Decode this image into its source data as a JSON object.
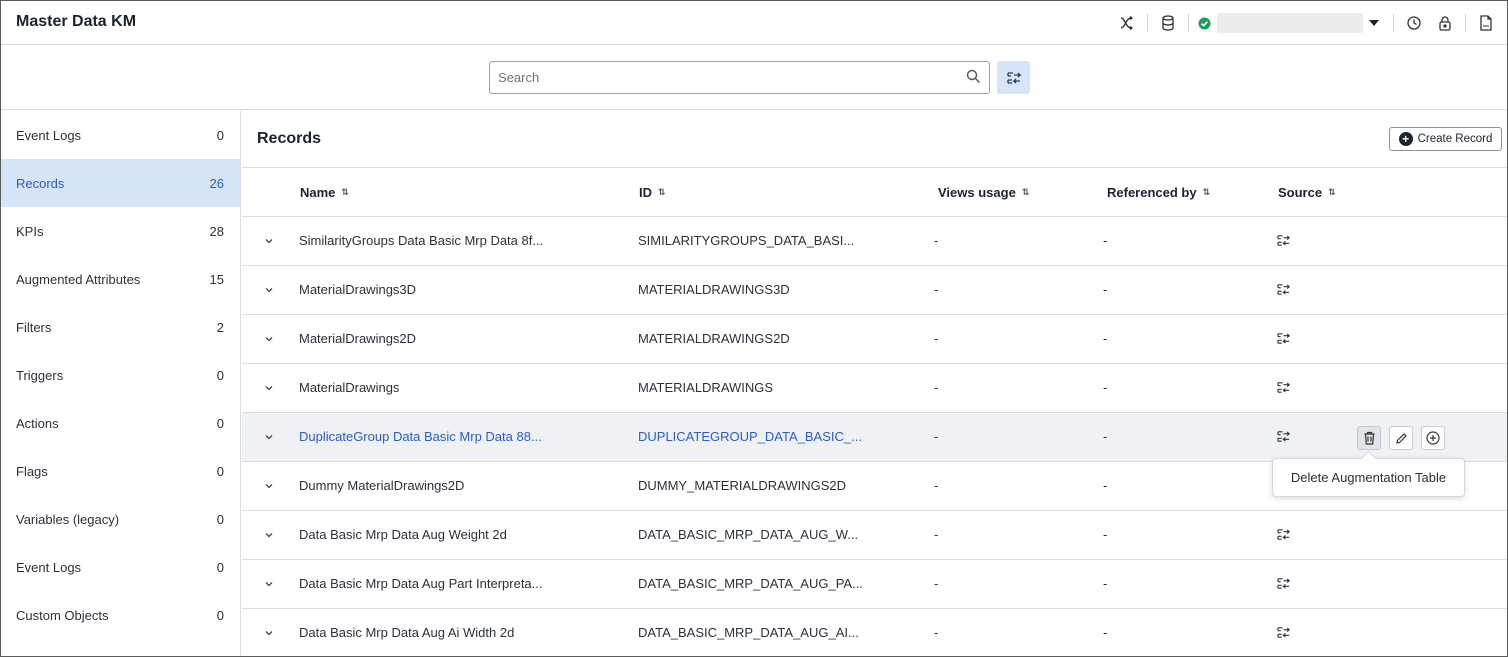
{
  "app": {
    "title": "Master Data KM"
  },
  "header": {
    "icons": [
      "shuffle-icon",
      "database-icon",
      "status-ok-icon",
      "history-icon",
      "lock-icon",
      "file-icon"
    ],
    "env_status_color": "#1f9d55"
  },
  "search": {
    "placeholder": "Search",
    "value": ""
  },
  "sidebar": {
    "items": [
      {
        "label": "Event Logs",
        "count": "0"
      },
      {
        "label": "Records",
        "count": "26"
      },
      {
        "label": "KPIs",
        "count": "28"
      },
      {
        "label": "Augmented Attributes",
        "count": "15"
      },
      {
        "label": "Filters",
        "count": "2"
      },
      {
        "label": "Triggers",
        "count": "0"
      },
      {
        "label": "Actions",
        "count": "0"
      },
      {
        "label": "Flags",
        "count": "0"
      },
      {
        "label": "Variables (legacy)",
        "count": "0"
      },
      {
        "label": "Event Logs",
        "count": "0"
      },
      {
        "label": "Custom Objects",
        "count": "0"
      }
    ],
    "active_index": 1
  },
  "main": {
    "title": "Records",
    "create_label": "Create Record",
    "columns": {
      "name": "Name",
      "id": "ID",
      "views": "Views usage",
      "ref": "Referenced by",
      "source": "Source"
    },
    "rows": [
      {
        "name": "SimilarityGroups Data Basic Mrp Data 8f...",
        "id": "SIMILARITYGROUPS_DATA_BASI...",
        "views": "-",
        "ref": "-"
      },
      {
        "name": "MaterialDrawings3D",
        "id": "MATERIALDRAWINGS3D",
        "views": "-",
        "ref": "-"
      },
      {
        "name": "MaterialDrawings2D",
        "id": "MATERIALDRAWINGS2D",
        "views": "-",
        "ref": "-"
      },
      {
        "name": "MaterialDrawings",
        "id": "MATERIALDRAWINGS",
        "views": "-",
        "ref": "-"
      },
      {
        "name": "DuplicateGroup Data Basic Mrp Data 88...",
        "id": "DUPLICATEGROUP_DATA_BASIC_...",
        "views": "-",
        "ref": "-"
      },
      {
        "name": "Dummy MaterialDrawings2D",
        "id": "DUMMY_MATERIALDRAWINGS2D",
        "views": "-",
        "ref": "-"
      },
      {
        "name": "Data Basic Mrp Data Aug Weight 2d",
        "id": "DATA_BASIC_MRP_DATA_AUG_W...",
        "views": "-",
        "ref": "-"
      },
      {
        "name": "Data Basic Mrp Data Aug Part Interpreta...",
        "id": "DATA_BASIC_MRP_DATA_AUG_PA...",
        "views": "-",
        "ref": "-"
      },
      {
        "name": "Data Basic Mrp Data Aug Ai Width 2d",
        "id": "DATA_BASIC_MRP_DATA_AUG_AI...",
        "views": "-",
        "ref": "-"
      }
    ],
    "hover_row": 4,
    "tooltip": "Delete Augmentation Table"
  },
  "colors": {
    "accent": "#2b5cc7",
    "active_bg": "#d6e4f7"
  }
}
:::
# [What is needed]
Could you repeat all of the material exactly? Pictures should not be copied.

# [Written response]
Decode this image into its source data as a JSON object.
{
  "app": {
    "title": "Master Data KM"
  },
  "header": {
    "icons": [
      "shuffle-icon",
      "database-icon",
      "status-ok-icon",
      "history-icon",
      "lock-icon",
      "file-icon"
    ],
    "env_status_color": "#1f9d55"
  },
  "search": {
    "placeholder": "Search",
    "value": ""
  },
  "sidebar": {
    "items": [
      {
        "label": "Event Logs",
        "count": "0"
      },
      {
        "label": "Records",
        "count": "26"
      },
      {
        "label": "KPIs",
        "count": "28"
      },
      {
        "label": "Augmented Attributes",
        "count": "15"
      },
      {
        "label": "Filters",
        "count": "2"
      },
      {
        "label": "Triggers",
        "count": "0"
      },
      {
        "label": "Actions",
        "count": "0"
      },
      {
        "label": "Flags",
        "count": "0"
      },
      {
        "label": "Variables (legacy)",
        "count": "0"
      },
      {
        "label": "Event Logs",
        "count": "0"
      },
      {
        "label": "Custom Objects",
        "count": "0"
      }
    ],
    "active_index": 1
  },
  "main": {
    "title": "Records",
    "create_label": "Create Record",
    "columns": {
      "name": "Name",
      "id": "ID",
      "views": "Views usage",
      "ref": "Referenced by",
      "source": "Source"
    },
    "rows": [
      {
        "name": "SimilarityGroups Data Basic Mrp Data 8f...",
        "id": "SIMILARITYGROUPS_DATA_BASI...",
        "views": "-",
        "ref": "-"
      },
      {
        "name": "MaterialDrawings3D",
        "id": "MATERIALDRAWINGS3D",
        "views": "-",
        "ref": "-"
      },
      {
        "name": "MaterialDrawings2D",
        "id": "MATERIALDRAWINGS2D",
        "views": "-",
        "ref": "-"
      },
      {
        "name": "MaterialDrawings",
        "id": "MATERIALDRAWINGS",
        "views": "-",
        "ref": "-"
      },
      {
        "name": "DuplicateGroup Data Basic Mrp Data 88...",
        "id": "DUPLICATEGROUP_DATA_BASIC_...",
        "views": "-",
        "ref": "-"
      },
      {
        "name": "Dummy MaterialDrawings2D",
        "id": "DUMMY_MATERIALDRAWINGS2D",
        "views": "-",
        "ref": "-"
      },
      {
        "name": "Data Basic Mrp Data Aug Weight 2d",
        "id": "DATA_BASIC_MRP_DATA_AUG_W...",
        "views": "-",
        "ref": "-"
      },
      {
        "name": "Data Basic Mrp Data Aug Part Interpreta...",
        "id": "DATA_BASIC_MRP_DATA_AUG_PA...",
        "views": "-",
        "ref": "-"
      },
      {
        "name": "Data Basic Mrp Data Aug Ai Width 2d",
        "id": "DATA_BASIC_MRP_DATA_AUG_AI...",
        "views": "-",
        "ref": "-"
      }
    ],
    "hover_row": 4,
    "tooltip": "Delete Augmentation Table"
  },
  "colors": {
    "accent": "#2b5cc7",
    "active_bg": "#d6e4f7"
  }
}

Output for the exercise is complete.